Copy everything in the data below exactly except the pictures.

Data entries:
---+---
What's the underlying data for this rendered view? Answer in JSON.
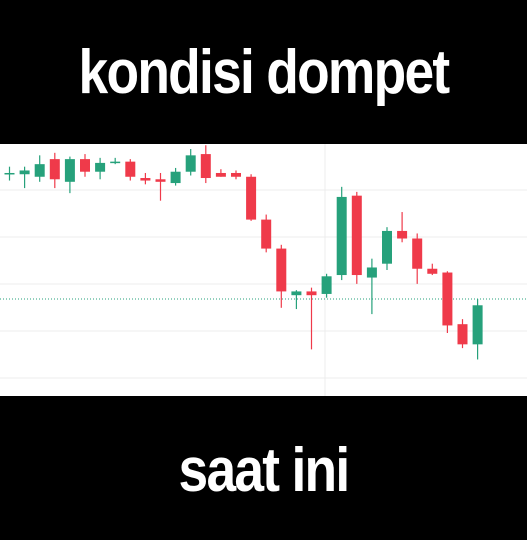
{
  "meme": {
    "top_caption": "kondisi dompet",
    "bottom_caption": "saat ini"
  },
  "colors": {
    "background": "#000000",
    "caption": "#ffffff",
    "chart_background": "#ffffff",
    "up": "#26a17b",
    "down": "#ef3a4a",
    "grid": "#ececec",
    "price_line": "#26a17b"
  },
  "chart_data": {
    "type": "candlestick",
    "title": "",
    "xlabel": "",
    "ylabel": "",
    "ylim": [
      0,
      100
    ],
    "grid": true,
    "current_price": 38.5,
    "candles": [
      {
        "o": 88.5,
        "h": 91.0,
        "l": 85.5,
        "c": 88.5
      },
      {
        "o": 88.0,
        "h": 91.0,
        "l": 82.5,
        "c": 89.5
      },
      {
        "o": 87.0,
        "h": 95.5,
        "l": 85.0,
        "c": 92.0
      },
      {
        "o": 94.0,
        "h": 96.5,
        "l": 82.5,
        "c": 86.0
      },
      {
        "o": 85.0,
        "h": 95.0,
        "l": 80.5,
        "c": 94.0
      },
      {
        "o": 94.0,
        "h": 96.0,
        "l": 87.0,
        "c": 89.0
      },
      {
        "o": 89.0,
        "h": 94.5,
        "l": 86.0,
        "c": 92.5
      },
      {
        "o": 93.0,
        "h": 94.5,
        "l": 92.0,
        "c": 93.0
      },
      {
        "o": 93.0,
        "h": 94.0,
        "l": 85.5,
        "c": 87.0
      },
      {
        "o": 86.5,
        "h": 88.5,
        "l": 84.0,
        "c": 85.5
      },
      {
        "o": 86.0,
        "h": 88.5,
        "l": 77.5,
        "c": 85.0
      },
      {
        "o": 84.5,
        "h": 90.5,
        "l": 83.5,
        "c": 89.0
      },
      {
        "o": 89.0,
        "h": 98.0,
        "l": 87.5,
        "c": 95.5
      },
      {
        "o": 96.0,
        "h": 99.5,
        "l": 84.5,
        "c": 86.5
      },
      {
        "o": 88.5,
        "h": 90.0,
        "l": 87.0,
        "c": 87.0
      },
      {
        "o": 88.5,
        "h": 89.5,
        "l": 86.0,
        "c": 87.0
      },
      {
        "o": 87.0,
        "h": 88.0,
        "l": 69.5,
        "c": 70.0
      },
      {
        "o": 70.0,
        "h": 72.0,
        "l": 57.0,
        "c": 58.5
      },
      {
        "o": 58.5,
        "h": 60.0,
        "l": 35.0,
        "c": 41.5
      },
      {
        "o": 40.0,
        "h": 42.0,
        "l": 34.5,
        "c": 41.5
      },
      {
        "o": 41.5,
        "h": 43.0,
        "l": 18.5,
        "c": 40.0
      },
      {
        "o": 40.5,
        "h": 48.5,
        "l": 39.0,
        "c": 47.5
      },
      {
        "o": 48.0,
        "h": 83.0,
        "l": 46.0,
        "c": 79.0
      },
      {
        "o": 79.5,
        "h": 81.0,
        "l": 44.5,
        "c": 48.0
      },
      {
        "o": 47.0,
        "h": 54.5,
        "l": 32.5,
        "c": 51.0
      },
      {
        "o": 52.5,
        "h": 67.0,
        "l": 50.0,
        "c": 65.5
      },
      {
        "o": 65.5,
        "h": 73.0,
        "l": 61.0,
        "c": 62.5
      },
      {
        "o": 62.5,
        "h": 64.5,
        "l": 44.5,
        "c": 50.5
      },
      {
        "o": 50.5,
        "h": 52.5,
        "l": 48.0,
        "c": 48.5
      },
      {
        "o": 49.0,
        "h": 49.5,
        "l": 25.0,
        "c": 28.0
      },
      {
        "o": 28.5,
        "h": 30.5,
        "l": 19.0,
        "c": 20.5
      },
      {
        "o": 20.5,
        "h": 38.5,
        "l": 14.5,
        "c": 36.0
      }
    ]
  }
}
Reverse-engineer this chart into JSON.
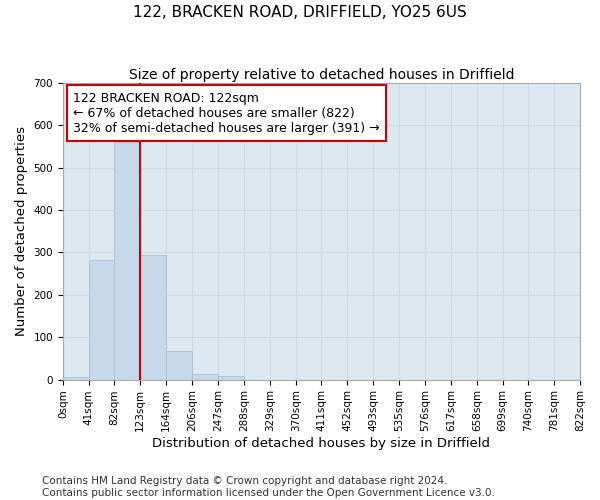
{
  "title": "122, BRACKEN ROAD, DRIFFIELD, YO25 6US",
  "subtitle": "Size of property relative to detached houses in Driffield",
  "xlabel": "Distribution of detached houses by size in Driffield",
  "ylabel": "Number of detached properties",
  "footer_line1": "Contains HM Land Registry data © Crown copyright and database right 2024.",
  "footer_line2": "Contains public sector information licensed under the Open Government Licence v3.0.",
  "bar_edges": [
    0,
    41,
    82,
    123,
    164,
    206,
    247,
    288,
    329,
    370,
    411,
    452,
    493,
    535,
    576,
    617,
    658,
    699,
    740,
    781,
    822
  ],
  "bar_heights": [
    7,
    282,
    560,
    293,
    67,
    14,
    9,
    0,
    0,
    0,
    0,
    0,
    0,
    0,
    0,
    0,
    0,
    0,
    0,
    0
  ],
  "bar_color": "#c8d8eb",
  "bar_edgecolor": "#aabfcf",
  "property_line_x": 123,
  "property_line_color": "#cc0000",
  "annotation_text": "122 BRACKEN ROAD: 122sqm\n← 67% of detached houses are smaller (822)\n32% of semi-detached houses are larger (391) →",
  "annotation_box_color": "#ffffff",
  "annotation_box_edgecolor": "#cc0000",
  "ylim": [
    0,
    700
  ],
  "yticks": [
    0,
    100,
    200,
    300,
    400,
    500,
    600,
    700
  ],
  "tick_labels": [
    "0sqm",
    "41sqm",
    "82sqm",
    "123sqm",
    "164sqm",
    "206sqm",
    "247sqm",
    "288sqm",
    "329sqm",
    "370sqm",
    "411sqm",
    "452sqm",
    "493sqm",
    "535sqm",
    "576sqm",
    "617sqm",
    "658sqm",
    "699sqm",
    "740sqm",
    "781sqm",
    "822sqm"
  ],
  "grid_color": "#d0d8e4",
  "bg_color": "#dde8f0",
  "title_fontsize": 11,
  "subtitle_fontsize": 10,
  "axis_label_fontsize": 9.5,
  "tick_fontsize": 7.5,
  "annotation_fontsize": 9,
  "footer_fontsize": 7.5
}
---+---
Problem solution —
What's the underlying data for this rendered view? Answer in JSON.
{
  "meme": {
    "top_caption": "kondisi dompet",
    "bottom_caption": "saat ini"
  },
  "colors": {
    "background": "#000000",
    "caption": "#ffffff",
    "chart_background": "#ffffff",
    "up": "#26a17b",
    "down": "#ef3a4a",
    "grid": "#ececec",
    "price_line": "#26a17b"
  },
  "chart_data": {
    "type": "candlestick",
    "title": "",
    "xlabel": "",
    "ylabel": "",
    "ylim": [
      0,
      100
    ],
    "grid": true,
    "current_price": 38.5,
    "candles": [
      {
        "o": 88.5,
        "h": 91.0,
        "l": 85.5,
        "c": 88.5
      },
      {
        "o": 88.0,
        "h": 91.0,
        "l": 82.5,
        "c": 89.5
      },
      {
        "o": 87.0,
        "h": 95.5,
        "l": 85.0,
        "c": 92.0
      },
      {
        "o": 94.0,
        "h": 96.5,
        "l": 82.5,
        "c": 86.0
      },
      {
        "o": 85.0,
        "h": 95.0,
        "l": 80.5,
        "c": 94.0
      },
      {
        "o": 94.0,
        "h": 96.0,
        "l": 87.0,
        "c": 89.0
      },
      {
        "o": 89.0,
        "h": 94.5,
        "l": 86.0,
        "c": 92.5
      },
      {
        "o": 93.0,
        "h": 94.5,
        "l": 92.0,
        "c": 93.0
      },
      {
        "o": 93.0,
        "h": 94.0,
        "l": 85.5,
        "c": 87.0
      },
      {
        "o": 86.5,
        "h": 88.5,
        "l": 84.0,
        "c": 85.5
      },
      {
        "o": 86.0,
        "h": 88.5,
        "l": 77.5,
        "c": 85.0
      },
      {
        "o": 84.5,
        "h": 90.5,
        "l": 83.5,
        "c": 89.0
      },
      {
        "o": 89.0,
        "h": 98.0,
        "l": 87.5,
        "c": 95.5
      },
      {
        "o": 96.0,
        "h": 99.5,
        "l": 84.5,
        "c": 86.5
      },
      {
        "o": 88.5,
        "h": 90.0,
        "l": 87.0,
        "c": 87.0
      },
      {
        "o": 88.5,
        "h": 89.5,
        "l": 86.0,
        "c": 87.0
      },
      {
        "o": 87.0,
        "h": 88.0,
        "l": 69.5,
        "c": 70.0
      },
      {
        "o": 70.0,
        "h": 72.0,
        "l": 57.0,
        "c": 58.5
      },
      {
        "o": 58.5,
        "h": 60.0,
        "l": 35.0,
        "c": 41.5
      },
      {
        "o": 40.0,
        "h": 42.0,
        "l": 34.5,
        "c": 41.5
      },
      {
        "o": 41.5,
        "h": 43.0,
        "l": 18.5,
        "c": 40.0
      },
      {
        "o": 40.5,
        "h": 48.5,
        "l": 39.0,
        "c": 47.5
      },
      {
        "o": 48.0,
        "h": 83.0,
        "l": 46.0,
        "c": 79.0
      },
      {
        "o": 79.5,
        "h": 81.0,
        "l": 44.5,
        "c": 48.0
      },
      {
        "o": 47.0,
        "h": 54.5,
        "l": 32.5,
        "c": 51.0
      },
      {
        "o": 52.5,
        "h": 67.0,
        "l": 50.0,
        "c": 65.5
      },
      {
        "o": 65.5,
        "h": 73.0,
        "l": 61.0,
        "c": 62.5
      },
      {
        "o": 62.5,
        "h": 64.5,
        "l": 44.5,
        "c": 50.5
      },
      {
        "o": 50.5,
        "h": 52.5,
        "l": 48.0,
        "c": 48.5
      },
      {
        "o": 49.0,
        "h": 49.5,
        "l": 25.0,
        "c": 28.0
      },
      {
        "o": 28.5,
        "h": 30.5,
        "l": 19.0,
        "c": 20.5
      },
      {
        "o": 20.5,
        "h": 38.5,
        "l": 14.5,
        "c": 36.0
      }
    ]
  }
}
Reverse-engineer this chart into JSON.
{
  "title": "122, BRACKEN ROAD, DRIFFIELD, YO25 6US",
  "subtitle": "Size of property relative to detached houses in Driffield",
  "xlabel": "Distribution of detached houses by size in Driffield",
  "ylabel": "Number of detached properties",
  "footer_line1": "Contains HM Land Registry data © Crown copyright and database right 2024.",
  "footer_line2": "Contains public sector information licensed under the Open Government Licence v3.0.",
  "bar_edges": [
    0,
    41,
    82,
    123,
    164,
    206,
    247,
    288,
    329,
    370,
    411,
    452,
    493,
    535,
    576,
    617,
    658,
    699,
    740,
    781,
    822
  ],
  "bar_heights": [
    7,
    282,
    560,
    293,
    67,
    14,
    9,
    0,
    0,
    0,
    0,
    0,
    0,
    0,
    0,
    0,
    0,
    0,
    0,
    0
  ],
  "bar_color": "#c8d8eb",
  "bar_edgecolor": "#aabfcf",
  "property_line_x": 123,
  "property_line_color": "#cc0000",
  "annotation_text": "122 BRACKEN ROAD: 122sqm\n← 67% of detached houses are smaller (822)\n32% of semi-detached houses are larger (391) →",
  "annotation_box_color": "#ffffff",
  "annotation_box_edgecolor": "#cc0000",
  "ylim": [
    0,
    700
  ],
  "yticks": [
    0,
    100,
    200,
    300,
    400,
    500,
    600,
    700
  ],
  "tick_labels": [
    "0sqm",
    "41sqm",
    "82sqm",
    "123sqm",
    "164sqm",
    "206sqm",
    "247sqm",
    "288sqm",
    "329sqm",
    "370sqm",
    "411sqm",
    "452sqm",
    "493sqm",
    "535sqm",
    "576sqm",
    "617sqm",
    "658sqm",
    "699sqm",
    "740sqm",
    "781sqm",
    "822sqm"
  ],
  "grid_color": "#d0d8e4",
  "bg_color": "#dde8f0",
  "title_fontsize": 11,
  "subtitle_fontsize": 10,
  "axis_label_fontsize": 9.5,
  "tick_fontsize": 7.5,
  "annotation_fontsize": 9,
  "footer_fontsize": 7.5
}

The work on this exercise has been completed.